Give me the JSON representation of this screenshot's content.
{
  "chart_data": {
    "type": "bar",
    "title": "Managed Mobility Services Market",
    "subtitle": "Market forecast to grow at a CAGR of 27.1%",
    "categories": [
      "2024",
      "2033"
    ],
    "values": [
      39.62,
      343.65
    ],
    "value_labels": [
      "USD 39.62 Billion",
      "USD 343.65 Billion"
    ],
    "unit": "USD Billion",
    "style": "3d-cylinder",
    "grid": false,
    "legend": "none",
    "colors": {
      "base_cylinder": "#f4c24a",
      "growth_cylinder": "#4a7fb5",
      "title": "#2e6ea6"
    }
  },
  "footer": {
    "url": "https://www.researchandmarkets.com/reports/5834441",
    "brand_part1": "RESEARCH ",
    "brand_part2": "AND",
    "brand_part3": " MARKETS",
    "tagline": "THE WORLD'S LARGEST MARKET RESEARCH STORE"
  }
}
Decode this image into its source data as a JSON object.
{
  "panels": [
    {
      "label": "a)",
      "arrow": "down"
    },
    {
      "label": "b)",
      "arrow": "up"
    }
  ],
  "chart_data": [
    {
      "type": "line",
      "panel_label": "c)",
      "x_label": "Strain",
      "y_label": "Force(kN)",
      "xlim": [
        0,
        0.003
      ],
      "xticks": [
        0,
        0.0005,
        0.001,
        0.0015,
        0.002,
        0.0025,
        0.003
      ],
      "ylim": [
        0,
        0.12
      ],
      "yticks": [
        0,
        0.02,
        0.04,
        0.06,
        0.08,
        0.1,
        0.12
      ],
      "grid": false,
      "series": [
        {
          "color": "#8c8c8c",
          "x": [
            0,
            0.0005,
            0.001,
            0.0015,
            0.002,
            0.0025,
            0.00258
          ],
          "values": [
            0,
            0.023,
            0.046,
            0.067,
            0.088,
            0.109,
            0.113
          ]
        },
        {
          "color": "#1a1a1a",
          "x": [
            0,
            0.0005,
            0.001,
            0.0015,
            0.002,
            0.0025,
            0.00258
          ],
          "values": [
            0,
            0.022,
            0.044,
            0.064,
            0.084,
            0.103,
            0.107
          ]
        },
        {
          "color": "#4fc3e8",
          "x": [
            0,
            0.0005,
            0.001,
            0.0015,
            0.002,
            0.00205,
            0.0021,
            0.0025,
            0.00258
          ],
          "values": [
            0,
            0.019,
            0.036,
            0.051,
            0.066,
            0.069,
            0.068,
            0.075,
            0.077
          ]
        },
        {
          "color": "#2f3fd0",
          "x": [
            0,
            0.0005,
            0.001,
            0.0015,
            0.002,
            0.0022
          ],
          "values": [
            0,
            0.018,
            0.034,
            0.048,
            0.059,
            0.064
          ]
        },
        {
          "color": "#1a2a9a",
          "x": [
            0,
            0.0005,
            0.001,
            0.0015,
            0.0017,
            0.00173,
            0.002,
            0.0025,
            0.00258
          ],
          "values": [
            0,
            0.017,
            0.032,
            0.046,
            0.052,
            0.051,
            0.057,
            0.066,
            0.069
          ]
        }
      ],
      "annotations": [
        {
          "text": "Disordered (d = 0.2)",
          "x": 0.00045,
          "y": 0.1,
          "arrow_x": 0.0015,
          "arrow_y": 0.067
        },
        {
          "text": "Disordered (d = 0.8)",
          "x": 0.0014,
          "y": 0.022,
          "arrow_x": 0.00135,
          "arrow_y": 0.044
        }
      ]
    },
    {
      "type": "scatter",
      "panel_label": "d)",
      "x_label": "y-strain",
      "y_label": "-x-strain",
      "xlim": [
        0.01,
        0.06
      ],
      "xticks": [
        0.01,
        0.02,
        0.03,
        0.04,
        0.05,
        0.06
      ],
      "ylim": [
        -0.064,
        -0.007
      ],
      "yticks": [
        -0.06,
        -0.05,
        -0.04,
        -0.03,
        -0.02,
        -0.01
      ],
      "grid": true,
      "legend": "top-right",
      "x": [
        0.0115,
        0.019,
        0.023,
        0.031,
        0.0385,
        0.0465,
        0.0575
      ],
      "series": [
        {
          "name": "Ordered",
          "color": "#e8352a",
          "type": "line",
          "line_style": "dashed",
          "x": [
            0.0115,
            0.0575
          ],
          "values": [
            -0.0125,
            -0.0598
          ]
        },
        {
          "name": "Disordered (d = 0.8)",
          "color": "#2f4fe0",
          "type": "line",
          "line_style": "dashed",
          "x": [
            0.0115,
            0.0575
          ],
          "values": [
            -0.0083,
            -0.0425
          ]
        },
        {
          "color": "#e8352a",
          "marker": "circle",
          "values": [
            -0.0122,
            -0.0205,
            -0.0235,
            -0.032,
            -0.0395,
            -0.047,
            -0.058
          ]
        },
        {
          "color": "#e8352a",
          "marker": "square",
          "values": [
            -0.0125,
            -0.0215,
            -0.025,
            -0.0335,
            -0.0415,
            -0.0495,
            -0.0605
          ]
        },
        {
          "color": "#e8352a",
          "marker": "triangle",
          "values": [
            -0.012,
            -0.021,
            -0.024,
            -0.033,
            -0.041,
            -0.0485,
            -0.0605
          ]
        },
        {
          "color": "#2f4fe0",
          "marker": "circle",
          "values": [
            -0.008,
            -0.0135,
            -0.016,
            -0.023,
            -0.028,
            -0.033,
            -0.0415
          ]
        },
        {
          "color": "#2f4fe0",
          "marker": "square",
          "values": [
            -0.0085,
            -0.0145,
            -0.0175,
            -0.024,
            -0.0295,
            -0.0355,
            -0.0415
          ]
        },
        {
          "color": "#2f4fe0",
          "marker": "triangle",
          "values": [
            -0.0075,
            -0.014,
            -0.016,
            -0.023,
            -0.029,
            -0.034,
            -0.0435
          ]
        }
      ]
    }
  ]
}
---+---
THE EXERCISE:
Every line that holds the string "Billion" should be returned.

PROBLEM SOLUTION:
      "USD 39.62 Billion",
      "USD 343.65 Billion"
    "unit": "USD Billion",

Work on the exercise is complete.